STATED TASK:
Only the lines from the one containing "Parse this screenshot: output" through the last line below should be written out, exactly and with both ends kept.

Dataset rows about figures
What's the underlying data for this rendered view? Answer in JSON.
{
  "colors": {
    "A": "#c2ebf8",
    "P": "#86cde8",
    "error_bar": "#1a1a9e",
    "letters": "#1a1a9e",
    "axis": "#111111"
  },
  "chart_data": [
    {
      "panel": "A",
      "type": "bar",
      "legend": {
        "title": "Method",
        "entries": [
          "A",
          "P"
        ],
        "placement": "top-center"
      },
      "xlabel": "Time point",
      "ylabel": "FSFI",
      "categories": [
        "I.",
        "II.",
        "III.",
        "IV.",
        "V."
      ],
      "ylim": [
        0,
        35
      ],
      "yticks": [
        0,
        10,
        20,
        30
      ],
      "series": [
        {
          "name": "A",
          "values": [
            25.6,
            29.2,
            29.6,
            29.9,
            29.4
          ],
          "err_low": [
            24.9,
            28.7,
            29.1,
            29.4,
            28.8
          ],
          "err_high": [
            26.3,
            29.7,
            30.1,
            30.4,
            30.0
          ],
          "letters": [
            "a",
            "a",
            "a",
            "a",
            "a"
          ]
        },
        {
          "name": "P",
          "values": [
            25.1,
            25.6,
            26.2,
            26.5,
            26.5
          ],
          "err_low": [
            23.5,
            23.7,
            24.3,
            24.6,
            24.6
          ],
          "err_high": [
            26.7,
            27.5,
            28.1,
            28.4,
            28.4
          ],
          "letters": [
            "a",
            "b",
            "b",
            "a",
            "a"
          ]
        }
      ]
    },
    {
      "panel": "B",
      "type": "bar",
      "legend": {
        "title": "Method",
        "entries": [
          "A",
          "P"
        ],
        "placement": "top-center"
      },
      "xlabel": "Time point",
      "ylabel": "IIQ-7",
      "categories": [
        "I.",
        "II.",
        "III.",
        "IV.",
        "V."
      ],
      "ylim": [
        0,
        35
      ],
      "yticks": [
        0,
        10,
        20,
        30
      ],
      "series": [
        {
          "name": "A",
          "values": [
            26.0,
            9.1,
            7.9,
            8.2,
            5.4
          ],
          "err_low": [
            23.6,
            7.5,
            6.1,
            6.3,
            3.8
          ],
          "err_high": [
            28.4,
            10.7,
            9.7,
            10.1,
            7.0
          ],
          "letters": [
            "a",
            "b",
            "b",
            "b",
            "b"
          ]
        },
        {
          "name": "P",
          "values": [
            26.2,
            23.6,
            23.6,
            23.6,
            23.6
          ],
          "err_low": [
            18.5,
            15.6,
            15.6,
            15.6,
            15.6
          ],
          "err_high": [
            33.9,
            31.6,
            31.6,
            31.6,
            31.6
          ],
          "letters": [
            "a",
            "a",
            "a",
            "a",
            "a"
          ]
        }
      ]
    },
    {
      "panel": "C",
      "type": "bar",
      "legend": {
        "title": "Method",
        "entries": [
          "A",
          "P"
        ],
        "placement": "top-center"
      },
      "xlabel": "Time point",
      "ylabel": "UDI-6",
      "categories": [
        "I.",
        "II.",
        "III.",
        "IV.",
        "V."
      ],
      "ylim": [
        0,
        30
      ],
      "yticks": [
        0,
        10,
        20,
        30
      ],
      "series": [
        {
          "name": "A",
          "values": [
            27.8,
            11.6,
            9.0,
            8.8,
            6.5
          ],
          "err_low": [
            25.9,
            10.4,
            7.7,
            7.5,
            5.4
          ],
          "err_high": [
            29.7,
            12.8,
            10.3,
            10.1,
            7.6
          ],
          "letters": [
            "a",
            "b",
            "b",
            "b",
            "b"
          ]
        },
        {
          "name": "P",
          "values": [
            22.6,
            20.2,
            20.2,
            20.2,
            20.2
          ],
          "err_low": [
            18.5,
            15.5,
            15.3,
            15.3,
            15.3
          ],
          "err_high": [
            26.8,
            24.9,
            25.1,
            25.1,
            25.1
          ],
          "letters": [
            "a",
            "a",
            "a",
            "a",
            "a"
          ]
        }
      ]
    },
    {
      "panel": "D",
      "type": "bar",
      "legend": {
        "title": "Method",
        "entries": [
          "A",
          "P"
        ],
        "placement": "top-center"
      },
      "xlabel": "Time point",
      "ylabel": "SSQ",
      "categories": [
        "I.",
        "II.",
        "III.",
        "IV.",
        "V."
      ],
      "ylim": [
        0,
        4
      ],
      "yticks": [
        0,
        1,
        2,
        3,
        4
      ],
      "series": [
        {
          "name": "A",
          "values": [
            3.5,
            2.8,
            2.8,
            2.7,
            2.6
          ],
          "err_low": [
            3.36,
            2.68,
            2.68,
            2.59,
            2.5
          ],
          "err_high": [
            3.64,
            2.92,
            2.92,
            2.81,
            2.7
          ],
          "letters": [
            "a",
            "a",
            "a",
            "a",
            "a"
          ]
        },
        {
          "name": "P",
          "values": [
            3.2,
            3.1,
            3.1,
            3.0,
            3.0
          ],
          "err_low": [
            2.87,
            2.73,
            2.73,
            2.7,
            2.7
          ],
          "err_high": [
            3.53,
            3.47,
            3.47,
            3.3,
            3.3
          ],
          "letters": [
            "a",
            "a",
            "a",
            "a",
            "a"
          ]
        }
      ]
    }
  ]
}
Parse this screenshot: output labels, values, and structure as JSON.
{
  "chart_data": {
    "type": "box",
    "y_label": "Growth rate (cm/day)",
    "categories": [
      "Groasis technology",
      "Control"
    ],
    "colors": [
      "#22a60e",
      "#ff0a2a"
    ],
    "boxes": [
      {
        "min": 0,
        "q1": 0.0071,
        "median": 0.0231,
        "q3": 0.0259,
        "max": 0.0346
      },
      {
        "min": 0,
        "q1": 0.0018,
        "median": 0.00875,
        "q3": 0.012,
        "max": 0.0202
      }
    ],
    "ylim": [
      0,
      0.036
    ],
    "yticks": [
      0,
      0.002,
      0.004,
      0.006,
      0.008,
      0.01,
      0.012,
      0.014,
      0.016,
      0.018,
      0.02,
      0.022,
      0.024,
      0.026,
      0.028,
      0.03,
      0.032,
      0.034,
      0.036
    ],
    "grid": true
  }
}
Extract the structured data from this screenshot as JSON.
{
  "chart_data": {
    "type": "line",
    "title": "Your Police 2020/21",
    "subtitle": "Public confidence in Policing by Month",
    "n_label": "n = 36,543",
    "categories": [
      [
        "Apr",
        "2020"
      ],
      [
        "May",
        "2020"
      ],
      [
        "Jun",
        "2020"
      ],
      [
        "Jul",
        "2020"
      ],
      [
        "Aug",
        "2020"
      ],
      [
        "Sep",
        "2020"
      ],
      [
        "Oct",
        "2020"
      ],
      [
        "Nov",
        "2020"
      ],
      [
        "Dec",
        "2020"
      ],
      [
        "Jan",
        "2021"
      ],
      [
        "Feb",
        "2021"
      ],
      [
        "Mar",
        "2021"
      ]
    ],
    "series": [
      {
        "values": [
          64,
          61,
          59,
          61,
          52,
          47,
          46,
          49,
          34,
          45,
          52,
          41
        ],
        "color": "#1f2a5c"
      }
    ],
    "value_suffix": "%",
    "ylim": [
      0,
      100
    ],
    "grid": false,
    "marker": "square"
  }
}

ANSWER TO THIS TASK:
Parse this screenshot: output labels, values, and structure as JSON.
{
  "chart_data": {
    "type": "box",
    "y_label": "Growth rate (cm/day)",
    "categories": [
      "Groasis technology",
      "Control"
    ],
    "colors": [
      "#22a60e",
      "#ff0a2a"
    ],
    "boxes": [
      {
        "min": 0,
        "q1": 0.0071,
        "median": 0.0231,
        "q3": 0.0259,
        "max": 0.0346
      },
      {
        "min": 0,
        "q1": 0.0018,
        "median": 0.00875,
        "q3": 0.012,
        "max": 0.0202
      }
    ],
    "ylim": [
      0,
      0.036
    ],
    "yticks": [
      0,
      0.002,
      0.004,
      0.006,
      0.008,
      0.01,
      0.012,
      0.014,
      0.016,
      0.018,
      0.02,
      0.022,
      0.024,
      0.026,
      0.028,
      0.03,
      0.032,
      0.034,
      0.036
    ],
    "grid": true
  }
}
Extract the structured data from this screenshot as JSON.
{
  "chart_data": {
    "type": "line",
    "title": "Your Police 2020/21",
    "subtitle": "Public confidence in Policing by Month",
    "n_label": "n = 36,543",
    "categories": [
      [
        "Apr",
        "2020"
      ],
      [
        "May",
        "2020"
      ],
      [
        "Jun",
        "2020"
      ],
      [
        "Jul",
        "2020"
      ],
      [
        "Aug",
        "2020"
      ],
      [
        "Sep",
        "2020"
      ],
      [
        "Oct",
        "2020"
      ],
      [
        "Nov",
        "2020"
      ],
      [
        "Dec",
        "2020"
      ],
      [
        "Jan",
        "2021"
      ],
      [
        "Feb",
        "2021"
      ],
      [
        "Mar",
        "2021"
      ]
    ],
    "series": [
      {
        "values": [
          64,
          61,
          59,
          61,
          52,
          47,
          46,
          49,
          34,
          45,
          52,
          41
        ],
        "color": "#1f2a5c"
      }
    ],
    "value_suffix": "%",
    "ylim": [
      0,
      100
    ],
    "grid": false,
    "marker": "square"
  }
}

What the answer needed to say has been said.